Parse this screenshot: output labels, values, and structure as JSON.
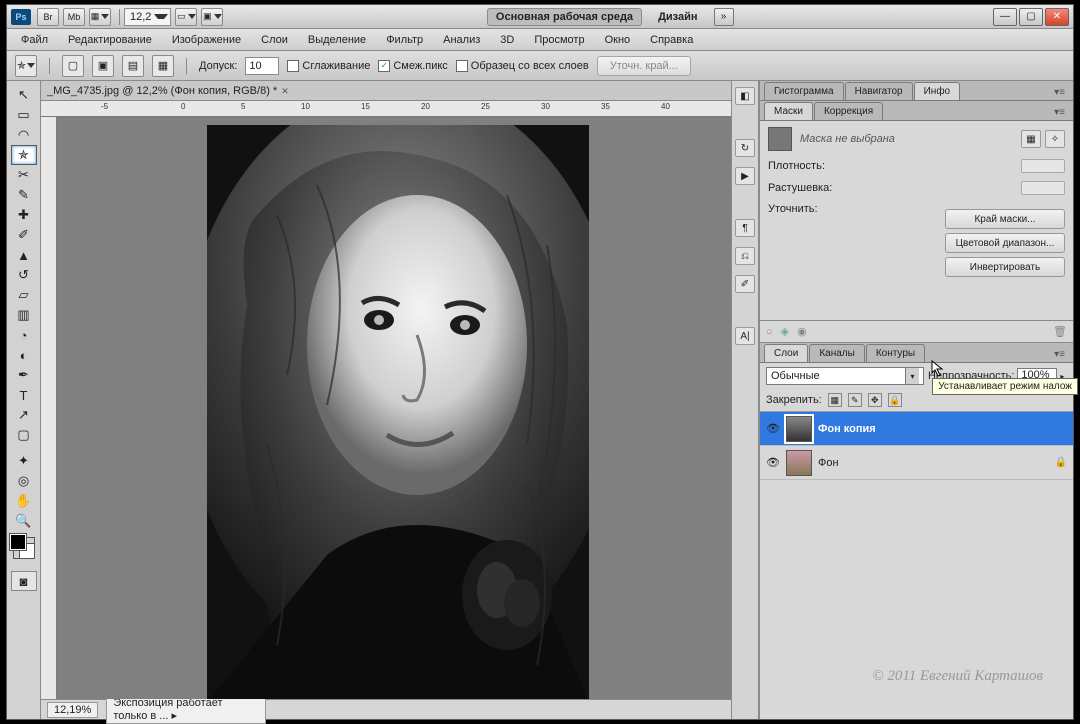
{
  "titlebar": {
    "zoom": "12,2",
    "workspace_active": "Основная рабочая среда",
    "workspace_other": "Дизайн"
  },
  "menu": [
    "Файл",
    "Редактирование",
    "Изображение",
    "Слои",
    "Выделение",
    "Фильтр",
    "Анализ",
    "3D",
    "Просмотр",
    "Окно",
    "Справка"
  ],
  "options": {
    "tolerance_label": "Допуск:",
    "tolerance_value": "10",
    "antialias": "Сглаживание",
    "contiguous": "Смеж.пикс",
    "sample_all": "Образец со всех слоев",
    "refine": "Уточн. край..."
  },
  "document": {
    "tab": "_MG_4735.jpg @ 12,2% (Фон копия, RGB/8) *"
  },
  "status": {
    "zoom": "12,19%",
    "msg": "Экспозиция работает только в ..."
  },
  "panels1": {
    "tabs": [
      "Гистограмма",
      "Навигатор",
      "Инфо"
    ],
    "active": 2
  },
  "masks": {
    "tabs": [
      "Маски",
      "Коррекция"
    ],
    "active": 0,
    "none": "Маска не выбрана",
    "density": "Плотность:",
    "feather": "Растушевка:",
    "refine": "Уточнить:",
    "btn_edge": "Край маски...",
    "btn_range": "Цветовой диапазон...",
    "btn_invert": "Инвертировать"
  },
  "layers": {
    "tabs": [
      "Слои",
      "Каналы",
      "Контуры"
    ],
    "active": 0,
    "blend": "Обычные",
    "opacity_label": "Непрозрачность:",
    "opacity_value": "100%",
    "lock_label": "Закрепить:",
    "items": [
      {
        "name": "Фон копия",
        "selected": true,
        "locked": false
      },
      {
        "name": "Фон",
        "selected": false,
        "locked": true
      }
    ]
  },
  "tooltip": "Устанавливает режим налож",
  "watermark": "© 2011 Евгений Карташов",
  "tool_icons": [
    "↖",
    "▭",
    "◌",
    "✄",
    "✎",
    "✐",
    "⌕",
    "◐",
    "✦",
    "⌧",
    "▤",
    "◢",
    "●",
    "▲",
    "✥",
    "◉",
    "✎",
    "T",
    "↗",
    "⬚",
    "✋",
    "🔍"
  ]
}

+-------+

- _WRITTEN TASK_
Pictures stay out of the copy; please restate every record above exactly.

- _EXERCISE OUTPUT_
Parse this screenshot: output labels, values, and structure as JSON.
{
  "titlebar": {
    "zoom": "12,2",
    "workspace_active": "Основная рабочая среда",
    "workspace_other": "Дизайн"
  },
  "menu": [
    "Файл",
    "Редактирование",
    "Изображение",
    "Слои",
    "Выделение",
    "Фильтр",
    "Анализ",
    "3D",
    "Просмотр",
    "Окно",
    "Справка"
  ],
  "options": {
    "tolerance_label": "Допуск:",
    "tolerance_value": "10",
    "antialias": "Сглаживание",
    "contiguous": "Смеж.пикс",
    "sample_all": "Образец со всех слоев",
    "refine": "Уточн. край..."
  },
  "document": {
    "tab": "_MG_4735.jpg @ 12,2% (Фон копия, RGB/8) *"
  },
  "status": {
    "zoom": "12,19%",
    "msg": "Экспозиция работает только в ..."
  },
  "panels1": {
    "tabs": [
      "Гистограмма",
      "Навигатор",
      "Инфо"
    ],
    "active": 2
  },
  "masks": {
    "tabs": [
      "Маски",
      "Коррекция"
    ],
    "active": 0,
    "none": "Маска не выбрана",
    "density": "Плотность:",
    "feather": "Растушевка:",
    "refine": "Уточнить:",
    "btn_edge": "Край маски...",
    "btn_range": "Цветовой диапазон...",
    "btn_invert": "Инвертировать"
  },
  "layers": {
    "tabs": [
      "Слои",
      "Каналы",
      "Контуры"
    ],
    "active": 0,
    "blend": "Обычные",
    "opacity_label": "Непрозрачность:",
    "opacity_value": "100%",
    "lock_label": "Закрепить:",
    "items": [
      {
        "name": "Фон копия",
        "selected": true,
        "locked": false
      },
      {
        "name": "Фон",
        "selected": false,
        "locked": true
      }
    ]
  },
  "tooltip": "Устанавливает режим налож",
  "watermark": "© 2011 Евгений Карташов",
  "tool_icons": [
    "↖",
    "▭",
    "◌",
    "✄",
    "✎",
    "✐",
    "⌕",
    "◐",
    "✦",
    "⌧",
    "▤",
    "◢",
    "●",
    "▲",
    "✥",
    "◉",
    "✎",
    "T",
    "↗",
    "⬚",
    "✋",
    "🔍"
  ]
}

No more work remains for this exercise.